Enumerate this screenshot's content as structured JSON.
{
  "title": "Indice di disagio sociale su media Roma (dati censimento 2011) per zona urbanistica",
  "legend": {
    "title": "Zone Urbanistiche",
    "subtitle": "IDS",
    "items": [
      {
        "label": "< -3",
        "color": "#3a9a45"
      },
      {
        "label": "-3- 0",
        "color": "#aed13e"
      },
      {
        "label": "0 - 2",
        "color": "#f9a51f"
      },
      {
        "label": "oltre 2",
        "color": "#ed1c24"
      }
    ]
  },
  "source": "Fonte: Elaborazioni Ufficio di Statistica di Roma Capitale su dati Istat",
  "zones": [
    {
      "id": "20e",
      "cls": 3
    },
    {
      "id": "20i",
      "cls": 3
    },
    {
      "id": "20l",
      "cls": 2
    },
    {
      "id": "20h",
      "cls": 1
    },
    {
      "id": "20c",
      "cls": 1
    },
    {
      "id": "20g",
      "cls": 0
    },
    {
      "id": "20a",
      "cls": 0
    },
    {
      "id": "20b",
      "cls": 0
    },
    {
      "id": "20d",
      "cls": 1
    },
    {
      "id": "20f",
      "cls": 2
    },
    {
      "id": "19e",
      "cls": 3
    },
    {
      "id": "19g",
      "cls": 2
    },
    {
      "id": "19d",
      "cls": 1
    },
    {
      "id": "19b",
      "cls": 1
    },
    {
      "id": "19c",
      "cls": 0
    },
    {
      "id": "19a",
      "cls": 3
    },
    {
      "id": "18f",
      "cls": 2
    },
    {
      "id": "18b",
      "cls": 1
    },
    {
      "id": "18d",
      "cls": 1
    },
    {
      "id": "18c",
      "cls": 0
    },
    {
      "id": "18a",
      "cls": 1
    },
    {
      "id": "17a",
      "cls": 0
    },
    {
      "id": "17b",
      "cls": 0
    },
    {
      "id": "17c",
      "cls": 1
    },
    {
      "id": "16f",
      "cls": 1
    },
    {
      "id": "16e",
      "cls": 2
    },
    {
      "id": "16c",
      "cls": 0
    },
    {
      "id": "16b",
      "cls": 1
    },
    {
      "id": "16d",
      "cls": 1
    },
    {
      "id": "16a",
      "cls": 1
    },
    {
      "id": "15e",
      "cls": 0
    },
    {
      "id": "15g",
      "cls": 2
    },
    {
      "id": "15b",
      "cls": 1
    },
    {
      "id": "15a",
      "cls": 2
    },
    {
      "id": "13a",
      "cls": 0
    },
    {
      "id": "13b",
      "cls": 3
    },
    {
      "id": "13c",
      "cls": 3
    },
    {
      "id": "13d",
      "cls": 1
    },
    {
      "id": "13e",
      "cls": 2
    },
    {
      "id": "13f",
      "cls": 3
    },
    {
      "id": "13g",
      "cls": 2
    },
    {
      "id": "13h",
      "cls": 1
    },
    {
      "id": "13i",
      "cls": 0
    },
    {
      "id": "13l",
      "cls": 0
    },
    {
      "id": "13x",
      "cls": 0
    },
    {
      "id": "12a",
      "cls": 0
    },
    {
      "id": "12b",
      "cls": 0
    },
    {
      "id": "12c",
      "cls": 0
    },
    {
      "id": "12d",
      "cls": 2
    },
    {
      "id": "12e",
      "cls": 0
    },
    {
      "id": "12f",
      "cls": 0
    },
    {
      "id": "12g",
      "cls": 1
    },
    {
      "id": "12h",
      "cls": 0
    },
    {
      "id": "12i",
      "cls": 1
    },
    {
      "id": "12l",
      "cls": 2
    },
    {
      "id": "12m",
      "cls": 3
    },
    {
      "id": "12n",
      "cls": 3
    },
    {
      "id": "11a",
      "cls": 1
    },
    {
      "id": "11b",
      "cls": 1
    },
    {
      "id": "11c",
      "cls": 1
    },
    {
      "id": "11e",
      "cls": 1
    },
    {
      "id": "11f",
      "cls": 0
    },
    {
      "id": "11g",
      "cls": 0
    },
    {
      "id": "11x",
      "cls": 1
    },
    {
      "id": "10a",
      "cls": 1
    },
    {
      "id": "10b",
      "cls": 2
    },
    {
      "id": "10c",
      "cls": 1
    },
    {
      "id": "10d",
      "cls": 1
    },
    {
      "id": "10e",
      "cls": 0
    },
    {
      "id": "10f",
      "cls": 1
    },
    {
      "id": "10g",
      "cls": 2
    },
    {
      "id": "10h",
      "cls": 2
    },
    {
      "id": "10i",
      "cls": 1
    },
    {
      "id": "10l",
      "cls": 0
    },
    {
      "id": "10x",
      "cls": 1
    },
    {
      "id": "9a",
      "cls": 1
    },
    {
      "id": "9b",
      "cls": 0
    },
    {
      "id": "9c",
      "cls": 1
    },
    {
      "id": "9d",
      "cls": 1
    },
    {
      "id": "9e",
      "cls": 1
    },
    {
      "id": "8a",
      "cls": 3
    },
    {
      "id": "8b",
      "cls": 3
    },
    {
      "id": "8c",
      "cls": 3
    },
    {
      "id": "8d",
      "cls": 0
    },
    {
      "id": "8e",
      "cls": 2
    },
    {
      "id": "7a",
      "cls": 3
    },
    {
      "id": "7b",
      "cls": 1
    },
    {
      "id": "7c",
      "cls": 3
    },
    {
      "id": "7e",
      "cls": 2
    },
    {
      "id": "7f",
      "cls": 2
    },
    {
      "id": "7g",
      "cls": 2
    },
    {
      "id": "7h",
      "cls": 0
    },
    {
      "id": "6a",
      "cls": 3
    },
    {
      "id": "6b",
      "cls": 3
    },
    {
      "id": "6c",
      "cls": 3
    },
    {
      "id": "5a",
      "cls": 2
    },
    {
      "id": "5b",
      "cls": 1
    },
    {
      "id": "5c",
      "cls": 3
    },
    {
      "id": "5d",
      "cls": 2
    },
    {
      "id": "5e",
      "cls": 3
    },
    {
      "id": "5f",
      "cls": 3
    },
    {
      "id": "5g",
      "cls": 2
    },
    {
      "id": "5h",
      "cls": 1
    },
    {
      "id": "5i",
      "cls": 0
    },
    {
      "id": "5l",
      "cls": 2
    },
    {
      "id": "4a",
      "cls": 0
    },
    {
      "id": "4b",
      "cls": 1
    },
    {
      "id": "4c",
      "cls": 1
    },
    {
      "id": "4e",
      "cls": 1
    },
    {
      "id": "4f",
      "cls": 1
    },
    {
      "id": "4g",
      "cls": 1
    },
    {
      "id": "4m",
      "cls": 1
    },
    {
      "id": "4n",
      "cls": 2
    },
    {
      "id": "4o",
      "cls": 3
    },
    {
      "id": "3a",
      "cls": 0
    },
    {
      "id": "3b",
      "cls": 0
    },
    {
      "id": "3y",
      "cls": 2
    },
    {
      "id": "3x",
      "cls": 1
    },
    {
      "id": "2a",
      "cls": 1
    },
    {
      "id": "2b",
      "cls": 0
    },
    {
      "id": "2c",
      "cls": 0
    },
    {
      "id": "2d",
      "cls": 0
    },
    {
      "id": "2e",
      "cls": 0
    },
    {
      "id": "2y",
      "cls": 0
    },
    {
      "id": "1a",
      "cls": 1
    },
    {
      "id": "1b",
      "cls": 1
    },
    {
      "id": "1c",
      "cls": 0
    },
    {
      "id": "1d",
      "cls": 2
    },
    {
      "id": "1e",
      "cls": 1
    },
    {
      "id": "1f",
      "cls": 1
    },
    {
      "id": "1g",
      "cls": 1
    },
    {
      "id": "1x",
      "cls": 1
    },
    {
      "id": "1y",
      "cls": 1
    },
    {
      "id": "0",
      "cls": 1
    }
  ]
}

- _Exercise_: Find the word "color" in the records and pull out each line that has it.

- _Reply_:
        "color": "#3a9a45"
        "color": "#aed13e"
        "color": "#f9a51f"
        "color": "#ed1c24"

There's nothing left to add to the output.